Search the data for the word "补齐养老服务短板". Reproduce every line where it is found.

INFORMATION SUPPLIED:
━━━━━━━━━━━━━━━━

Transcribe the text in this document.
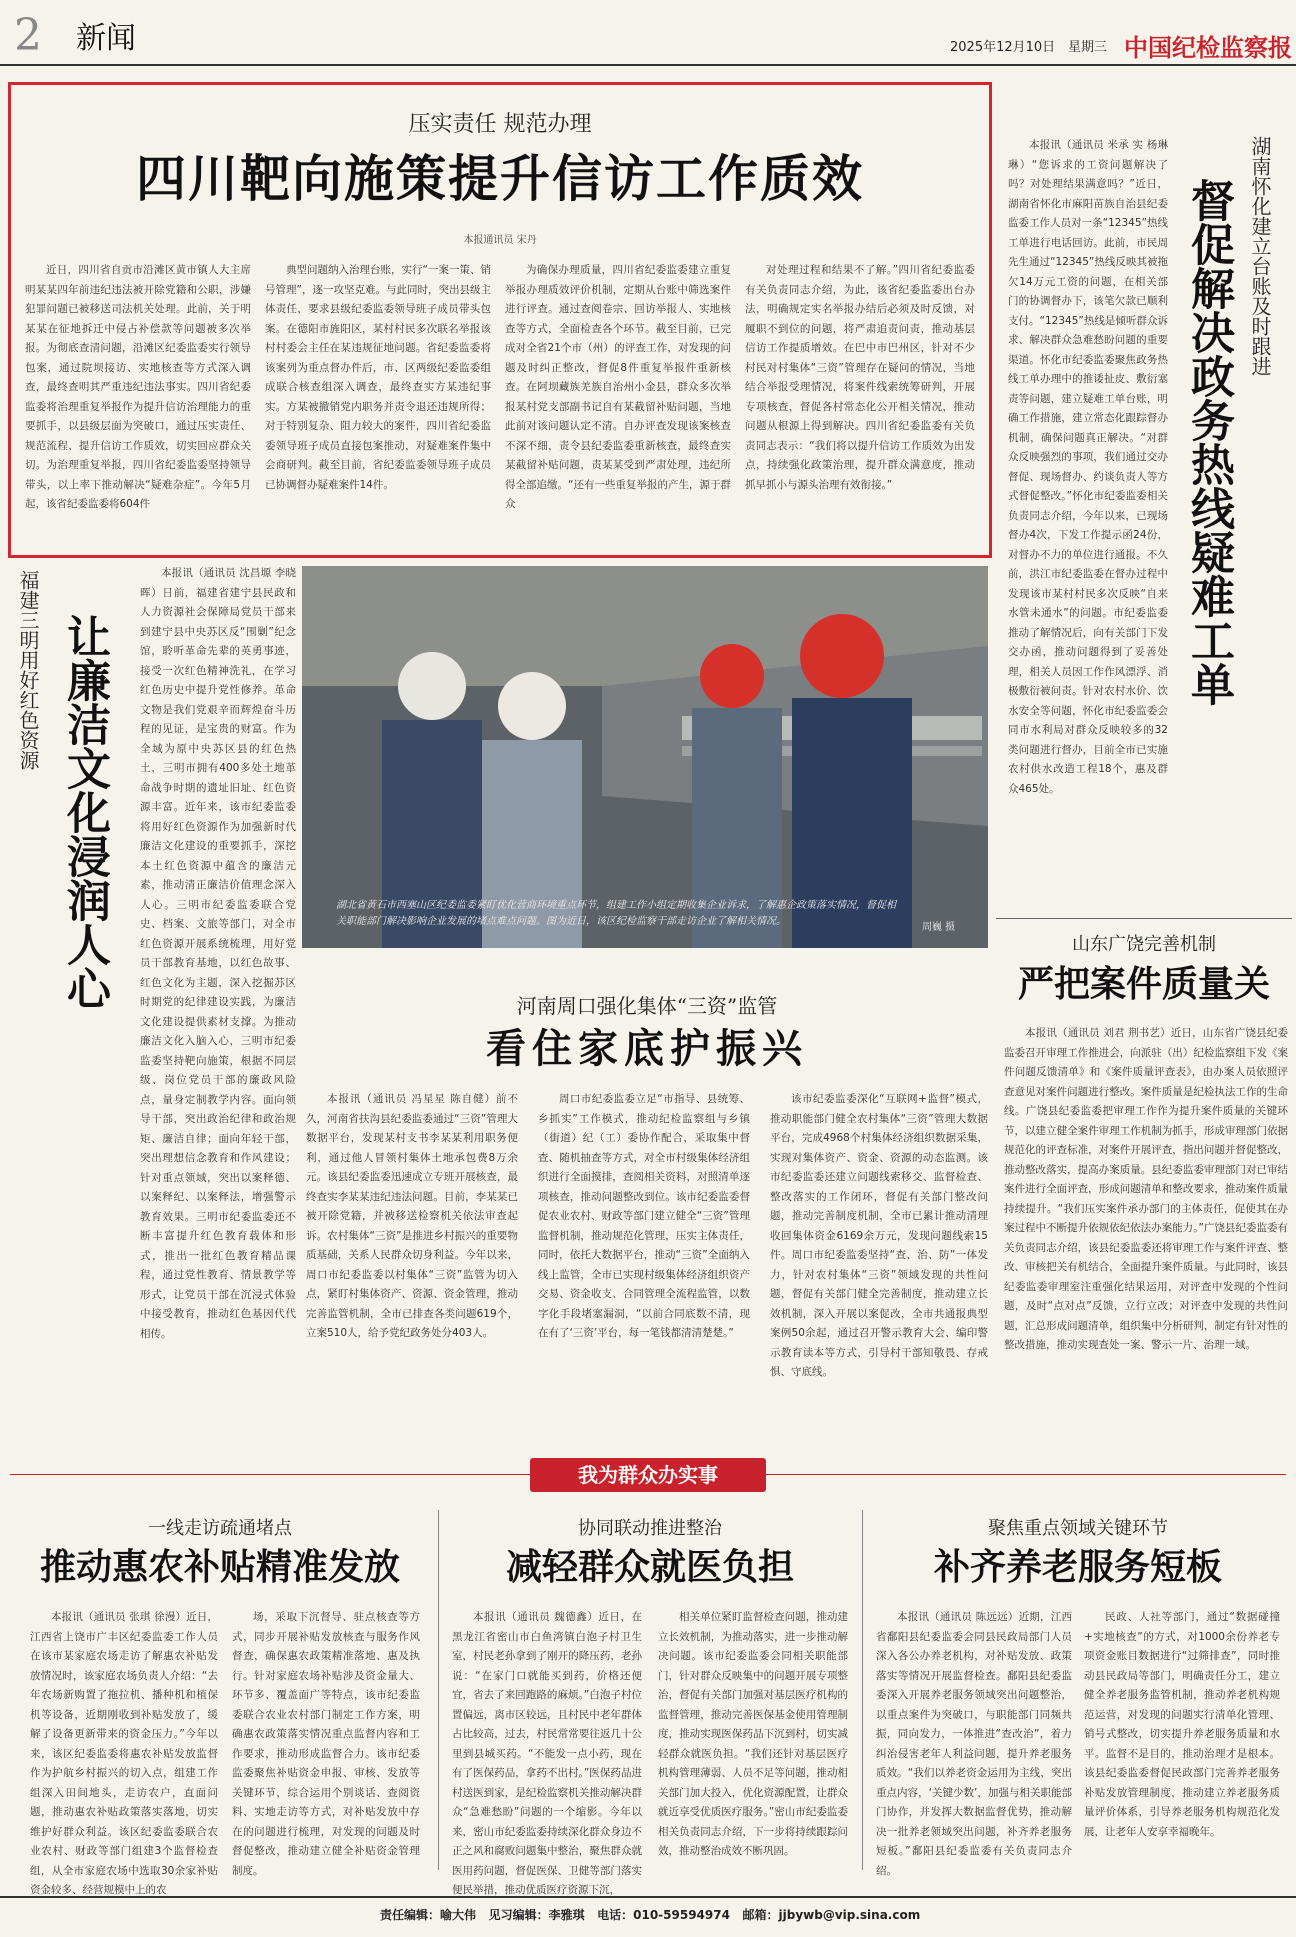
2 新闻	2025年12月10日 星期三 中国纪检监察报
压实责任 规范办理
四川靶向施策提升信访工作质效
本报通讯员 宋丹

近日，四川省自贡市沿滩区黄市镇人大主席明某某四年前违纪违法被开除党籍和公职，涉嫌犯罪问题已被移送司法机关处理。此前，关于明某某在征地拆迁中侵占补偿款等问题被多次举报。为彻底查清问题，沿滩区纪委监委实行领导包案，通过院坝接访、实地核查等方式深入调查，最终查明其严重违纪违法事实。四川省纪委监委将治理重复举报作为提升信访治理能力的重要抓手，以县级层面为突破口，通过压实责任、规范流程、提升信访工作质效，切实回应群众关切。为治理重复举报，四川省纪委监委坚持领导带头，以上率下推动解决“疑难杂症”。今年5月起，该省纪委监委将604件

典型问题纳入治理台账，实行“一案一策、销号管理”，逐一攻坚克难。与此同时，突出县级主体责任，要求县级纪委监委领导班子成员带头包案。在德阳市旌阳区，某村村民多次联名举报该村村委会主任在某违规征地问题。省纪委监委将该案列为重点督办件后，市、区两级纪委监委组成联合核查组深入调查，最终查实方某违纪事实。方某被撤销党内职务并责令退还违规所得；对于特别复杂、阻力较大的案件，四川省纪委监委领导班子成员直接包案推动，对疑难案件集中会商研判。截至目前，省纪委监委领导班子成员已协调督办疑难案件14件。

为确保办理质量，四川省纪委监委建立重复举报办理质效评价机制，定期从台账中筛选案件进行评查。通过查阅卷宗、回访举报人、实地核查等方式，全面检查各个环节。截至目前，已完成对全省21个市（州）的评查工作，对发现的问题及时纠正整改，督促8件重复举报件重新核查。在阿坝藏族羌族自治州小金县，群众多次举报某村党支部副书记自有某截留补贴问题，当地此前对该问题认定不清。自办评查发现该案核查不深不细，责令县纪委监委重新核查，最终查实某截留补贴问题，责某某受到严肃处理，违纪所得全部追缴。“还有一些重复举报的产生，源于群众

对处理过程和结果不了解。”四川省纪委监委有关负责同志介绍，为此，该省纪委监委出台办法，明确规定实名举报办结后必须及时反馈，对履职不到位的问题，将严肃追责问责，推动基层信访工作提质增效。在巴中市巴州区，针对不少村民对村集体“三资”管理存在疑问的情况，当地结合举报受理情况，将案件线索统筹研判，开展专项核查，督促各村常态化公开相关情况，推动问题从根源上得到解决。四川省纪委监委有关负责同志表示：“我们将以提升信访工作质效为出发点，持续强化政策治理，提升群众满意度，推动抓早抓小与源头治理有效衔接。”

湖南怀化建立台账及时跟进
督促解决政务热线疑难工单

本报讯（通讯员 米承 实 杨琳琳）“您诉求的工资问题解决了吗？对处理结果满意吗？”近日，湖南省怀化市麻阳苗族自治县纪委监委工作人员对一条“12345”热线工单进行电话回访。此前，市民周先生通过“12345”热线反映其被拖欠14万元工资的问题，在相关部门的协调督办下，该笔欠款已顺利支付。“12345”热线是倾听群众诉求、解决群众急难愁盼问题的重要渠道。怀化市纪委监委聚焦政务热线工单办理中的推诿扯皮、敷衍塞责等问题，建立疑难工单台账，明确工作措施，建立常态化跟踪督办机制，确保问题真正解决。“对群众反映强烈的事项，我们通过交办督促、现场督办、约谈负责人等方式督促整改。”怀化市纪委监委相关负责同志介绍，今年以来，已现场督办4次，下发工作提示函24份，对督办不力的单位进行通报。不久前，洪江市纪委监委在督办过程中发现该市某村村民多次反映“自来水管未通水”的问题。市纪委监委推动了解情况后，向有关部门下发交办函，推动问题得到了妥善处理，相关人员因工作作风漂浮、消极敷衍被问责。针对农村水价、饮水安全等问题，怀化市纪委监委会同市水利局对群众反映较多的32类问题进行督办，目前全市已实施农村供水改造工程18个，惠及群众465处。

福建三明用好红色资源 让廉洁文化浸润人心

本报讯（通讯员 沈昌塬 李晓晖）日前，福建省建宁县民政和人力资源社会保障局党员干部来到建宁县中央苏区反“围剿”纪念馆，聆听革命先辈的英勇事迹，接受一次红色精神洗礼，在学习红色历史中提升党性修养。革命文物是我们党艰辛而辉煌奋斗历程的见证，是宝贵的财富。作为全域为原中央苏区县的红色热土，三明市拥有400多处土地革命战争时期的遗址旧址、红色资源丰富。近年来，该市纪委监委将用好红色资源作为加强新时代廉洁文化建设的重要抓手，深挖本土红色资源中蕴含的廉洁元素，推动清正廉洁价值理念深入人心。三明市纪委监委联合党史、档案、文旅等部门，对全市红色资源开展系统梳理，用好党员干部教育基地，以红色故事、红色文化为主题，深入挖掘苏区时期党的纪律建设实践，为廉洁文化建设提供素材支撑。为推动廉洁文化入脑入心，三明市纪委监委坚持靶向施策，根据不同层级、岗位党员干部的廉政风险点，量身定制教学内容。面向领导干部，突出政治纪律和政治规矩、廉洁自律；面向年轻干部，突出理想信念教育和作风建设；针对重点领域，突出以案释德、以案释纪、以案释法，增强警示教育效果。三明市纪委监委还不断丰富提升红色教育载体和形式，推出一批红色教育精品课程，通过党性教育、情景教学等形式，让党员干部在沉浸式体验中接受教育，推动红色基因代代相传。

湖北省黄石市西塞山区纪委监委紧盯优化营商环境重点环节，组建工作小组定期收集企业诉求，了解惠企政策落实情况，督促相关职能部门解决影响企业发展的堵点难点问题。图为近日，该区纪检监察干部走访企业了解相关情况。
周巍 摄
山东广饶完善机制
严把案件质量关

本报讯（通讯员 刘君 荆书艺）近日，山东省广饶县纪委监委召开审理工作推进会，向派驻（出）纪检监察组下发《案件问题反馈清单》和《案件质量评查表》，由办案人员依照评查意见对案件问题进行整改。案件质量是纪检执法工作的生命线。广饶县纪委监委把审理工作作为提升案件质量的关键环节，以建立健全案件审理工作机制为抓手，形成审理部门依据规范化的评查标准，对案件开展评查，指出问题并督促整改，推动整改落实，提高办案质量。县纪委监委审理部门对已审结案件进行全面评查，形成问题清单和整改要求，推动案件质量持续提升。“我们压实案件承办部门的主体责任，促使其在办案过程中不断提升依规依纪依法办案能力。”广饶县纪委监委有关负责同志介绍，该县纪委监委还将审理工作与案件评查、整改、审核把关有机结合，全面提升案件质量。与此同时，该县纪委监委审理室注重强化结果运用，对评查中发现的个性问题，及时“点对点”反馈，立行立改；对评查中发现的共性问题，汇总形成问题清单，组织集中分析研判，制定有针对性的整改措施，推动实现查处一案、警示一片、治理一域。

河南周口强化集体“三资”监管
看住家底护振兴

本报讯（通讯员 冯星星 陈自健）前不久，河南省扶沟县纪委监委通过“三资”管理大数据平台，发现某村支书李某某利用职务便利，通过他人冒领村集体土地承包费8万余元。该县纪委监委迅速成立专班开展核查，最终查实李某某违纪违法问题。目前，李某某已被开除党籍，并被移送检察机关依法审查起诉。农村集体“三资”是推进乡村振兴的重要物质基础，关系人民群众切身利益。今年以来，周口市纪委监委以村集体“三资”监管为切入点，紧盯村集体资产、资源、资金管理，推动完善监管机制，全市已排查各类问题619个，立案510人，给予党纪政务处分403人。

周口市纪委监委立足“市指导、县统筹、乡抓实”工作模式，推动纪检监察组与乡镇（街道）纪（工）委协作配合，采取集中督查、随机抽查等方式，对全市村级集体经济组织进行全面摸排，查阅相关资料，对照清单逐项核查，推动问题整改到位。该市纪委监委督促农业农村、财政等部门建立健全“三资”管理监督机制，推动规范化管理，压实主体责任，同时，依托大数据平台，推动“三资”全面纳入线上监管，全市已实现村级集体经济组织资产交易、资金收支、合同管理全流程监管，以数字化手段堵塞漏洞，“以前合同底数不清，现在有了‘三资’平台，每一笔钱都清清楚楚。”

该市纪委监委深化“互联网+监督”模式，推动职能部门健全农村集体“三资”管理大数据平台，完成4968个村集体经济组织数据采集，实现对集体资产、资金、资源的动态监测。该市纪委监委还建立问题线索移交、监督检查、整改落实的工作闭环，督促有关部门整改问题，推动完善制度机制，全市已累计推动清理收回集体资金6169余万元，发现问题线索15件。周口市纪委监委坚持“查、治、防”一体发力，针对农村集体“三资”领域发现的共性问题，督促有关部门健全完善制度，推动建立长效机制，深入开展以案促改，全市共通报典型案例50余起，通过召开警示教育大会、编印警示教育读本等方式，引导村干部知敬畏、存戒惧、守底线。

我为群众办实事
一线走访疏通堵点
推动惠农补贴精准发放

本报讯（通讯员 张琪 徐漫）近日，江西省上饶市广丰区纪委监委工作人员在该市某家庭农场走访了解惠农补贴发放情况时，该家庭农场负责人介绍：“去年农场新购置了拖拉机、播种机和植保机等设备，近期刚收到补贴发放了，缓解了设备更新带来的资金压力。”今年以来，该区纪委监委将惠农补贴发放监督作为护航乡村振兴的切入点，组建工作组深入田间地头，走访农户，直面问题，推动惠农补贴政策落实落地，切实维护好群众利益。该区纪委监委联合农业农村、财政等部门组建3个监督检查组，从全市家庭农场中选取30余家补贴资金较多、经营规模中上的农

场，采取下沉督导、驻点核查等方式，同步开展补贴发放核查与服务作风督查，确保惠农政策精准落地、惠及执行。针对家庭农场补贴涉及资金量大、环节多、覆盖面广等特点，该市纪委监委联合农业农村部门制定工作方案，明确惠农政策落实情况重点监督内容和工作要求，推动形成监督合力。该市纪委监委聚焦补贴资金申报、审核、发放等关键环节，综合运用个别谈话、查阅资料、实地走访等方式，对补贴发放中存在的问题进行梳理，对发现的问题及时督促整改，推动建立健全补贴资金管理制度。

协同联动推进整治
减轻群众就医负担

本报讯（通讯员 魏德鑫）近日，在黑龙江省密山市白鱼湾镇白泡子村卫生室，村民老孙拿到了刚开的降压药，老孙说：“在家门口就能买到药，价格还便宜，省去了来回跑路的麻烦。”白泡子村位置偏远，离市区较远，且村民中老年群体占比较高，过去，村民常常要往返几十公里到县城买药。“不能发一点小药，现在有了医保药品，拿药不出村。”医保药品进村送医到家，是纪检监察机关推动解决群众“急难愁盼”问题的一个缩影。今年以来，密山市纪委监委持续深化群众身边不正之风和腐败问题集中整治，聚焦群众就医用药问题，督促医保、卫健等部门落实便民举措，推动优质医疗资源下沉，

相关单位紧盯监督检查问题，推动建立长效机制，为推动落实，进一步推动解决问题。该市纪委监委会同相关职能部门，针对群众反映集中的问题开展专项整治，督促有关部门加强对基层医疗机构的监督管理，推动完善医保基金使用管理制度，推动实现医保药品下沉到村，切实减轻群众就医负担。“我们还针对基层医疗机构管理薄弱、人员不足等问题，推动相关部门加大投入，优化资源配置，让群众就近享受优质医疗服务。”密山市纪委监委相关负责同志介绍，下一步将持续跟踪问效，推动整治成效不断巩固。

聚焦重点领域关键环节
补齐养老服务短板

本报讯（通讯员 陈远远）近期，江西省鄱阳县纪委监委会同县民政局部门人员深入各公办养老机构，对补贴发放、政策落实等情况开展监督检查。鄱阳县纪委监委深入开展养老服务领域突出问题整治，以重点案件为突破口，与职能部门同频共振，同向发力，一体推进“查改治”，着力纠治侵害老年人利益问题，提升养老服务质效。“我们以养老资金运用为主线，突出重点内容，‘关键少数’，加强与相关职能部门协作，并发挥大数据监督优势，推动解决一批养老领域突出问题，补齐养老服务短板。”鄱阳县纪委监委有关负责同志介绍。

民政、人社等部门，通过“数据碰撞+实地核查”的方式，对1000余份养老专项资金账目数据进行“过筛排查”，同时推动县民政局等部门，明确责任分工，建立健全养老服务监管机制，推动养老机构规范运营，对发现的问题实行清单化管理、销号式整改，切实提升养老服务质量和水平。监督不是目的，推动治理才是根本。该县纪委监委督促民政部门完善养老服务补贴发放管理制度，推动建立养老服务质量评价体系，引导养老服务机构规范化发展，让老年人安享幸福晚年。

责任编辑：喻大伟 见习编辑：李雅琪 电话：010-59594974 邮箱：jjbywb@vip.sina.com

━━━━━━━━━━━━━━━━

EXERCISE ANSWER:
补齐养老服务短板
本报讯（通讯员 陈远远）近期，江西省鄱阳县纪委监委会同县民政局部门人员深入各公办养老机构，对补贴发放、政策落实等情况开展监督检查。鄱阳县纪委监委深入开展养老服务领域突出问题整治，以重点案件为突破口，与职能部门同频共振，同向发力，一体推进“查改治”，着力纠治侵害老年人利益问题，提升养老服务质效。“我们以养老资金运用为主线，突出重点内容，‘关键少数’，加强与相关职能部门协作，并发挥大数据监督优势，推动解决一批养老领域突出问题，补齐养老服务短板。”鄱阳县纪委监委有关负责同志介绍。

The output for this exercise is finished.